DIRECTIONS FOR THIS TASK
Find each line holding "description" and copy it out.

(Stored data)
☆ ☆ ☆ ☆

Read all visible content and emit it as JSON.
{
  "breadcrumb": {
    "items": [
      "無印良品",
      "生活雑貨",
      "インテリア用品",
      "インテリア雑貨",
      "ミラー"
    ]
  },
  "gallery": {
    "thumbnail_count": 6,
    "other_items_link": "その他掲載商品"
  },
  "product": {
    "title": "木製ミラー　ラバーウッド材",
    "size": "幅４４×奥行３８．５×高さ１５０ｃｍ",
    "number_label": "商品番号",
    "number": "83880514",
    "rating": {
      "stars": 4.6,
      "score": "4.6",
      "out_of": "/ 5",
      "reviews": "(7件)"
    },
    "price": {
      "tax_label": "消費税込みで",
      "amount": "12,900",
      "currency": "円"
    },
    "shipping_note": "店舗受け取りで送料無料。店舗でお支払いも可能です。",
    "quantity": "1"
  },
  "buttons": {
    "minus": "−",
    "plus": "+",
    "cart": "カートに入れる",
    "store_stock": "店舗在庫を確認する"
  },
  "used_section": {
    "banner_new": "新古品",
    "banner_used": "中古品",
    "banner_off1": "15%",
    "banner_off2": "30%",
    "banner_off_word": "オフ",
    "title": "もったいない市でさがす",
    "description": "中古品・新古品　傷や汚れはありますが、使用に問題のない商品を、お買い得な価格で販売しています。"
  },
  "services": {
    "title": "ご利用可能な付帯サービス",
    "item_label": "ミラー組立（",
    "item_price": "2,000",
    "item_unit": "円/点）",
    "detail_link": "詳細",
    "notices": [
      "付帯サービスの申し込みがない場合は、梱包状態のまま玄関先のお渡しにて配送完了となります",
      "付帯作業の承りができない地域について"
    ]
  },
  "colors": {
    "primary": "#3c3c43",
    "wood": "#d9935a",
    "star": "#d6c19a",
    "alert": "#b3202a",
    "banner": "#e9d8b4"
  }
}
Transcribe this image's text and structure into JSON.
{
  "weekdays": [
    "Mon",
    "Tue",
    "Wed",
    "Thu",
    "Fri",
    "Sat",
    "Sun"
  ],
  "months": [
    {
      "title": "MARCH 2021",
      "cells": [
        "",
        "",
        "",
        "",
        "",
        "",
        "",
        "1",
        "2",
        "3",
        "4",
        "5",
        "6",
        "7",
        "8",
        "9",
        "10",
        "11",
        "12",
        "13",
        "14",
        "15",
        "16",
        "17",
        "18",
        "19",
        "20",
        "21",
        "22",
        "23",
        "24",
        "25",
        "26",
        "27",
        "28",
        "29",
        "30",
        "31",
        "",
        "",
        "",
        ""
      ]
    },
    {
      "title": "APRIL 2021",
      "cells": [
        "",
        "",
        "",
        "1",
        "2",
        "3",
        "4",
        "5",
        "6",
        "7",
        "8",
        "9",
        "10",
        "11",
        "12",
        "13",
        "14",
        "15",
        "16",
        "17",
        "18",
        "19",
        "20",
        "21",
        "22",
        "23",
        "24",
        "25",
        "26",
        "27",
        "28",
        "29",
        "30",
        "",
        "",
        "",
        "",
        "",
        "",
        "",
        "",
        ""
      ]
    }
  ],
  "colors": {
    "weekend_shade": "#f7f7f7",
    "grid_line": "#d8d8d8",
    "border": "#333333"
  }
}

☆ ☆ ☆ ☆

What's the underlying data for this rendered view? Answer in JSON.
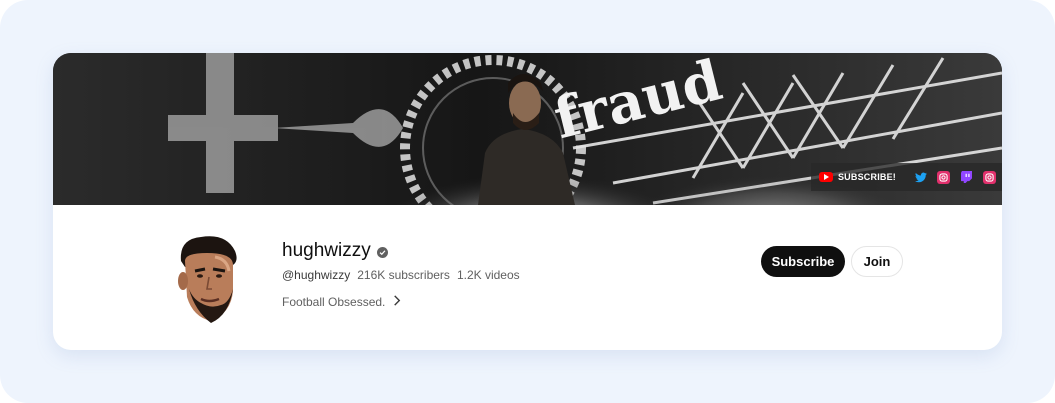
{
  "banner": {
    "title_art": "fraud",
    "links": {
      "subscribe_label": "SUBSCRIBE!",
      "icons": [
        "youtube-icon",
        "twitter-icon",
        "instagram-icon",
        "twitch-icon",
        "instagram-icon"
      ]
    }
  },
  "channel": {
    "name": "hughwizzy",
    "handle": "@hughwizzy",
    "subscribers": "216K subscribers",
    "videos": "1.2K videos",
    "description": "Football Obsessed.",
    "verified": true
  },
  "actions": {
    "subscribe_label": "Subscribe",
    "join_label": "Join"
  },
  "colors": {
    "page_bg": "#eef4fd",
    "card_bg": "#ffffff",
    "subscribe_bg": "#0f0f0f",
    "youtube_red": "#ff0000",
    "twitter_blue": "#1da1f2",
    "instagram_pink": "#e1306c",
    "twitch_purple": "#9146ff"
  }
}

☆ ☆ ☆ ☆

ANSWER
    "description": "中古品・新古品　傷や汚れはありますが、使用に問題のない商品を、お買い得な価格で販売しています。"
    "description": "Football Obsessed.",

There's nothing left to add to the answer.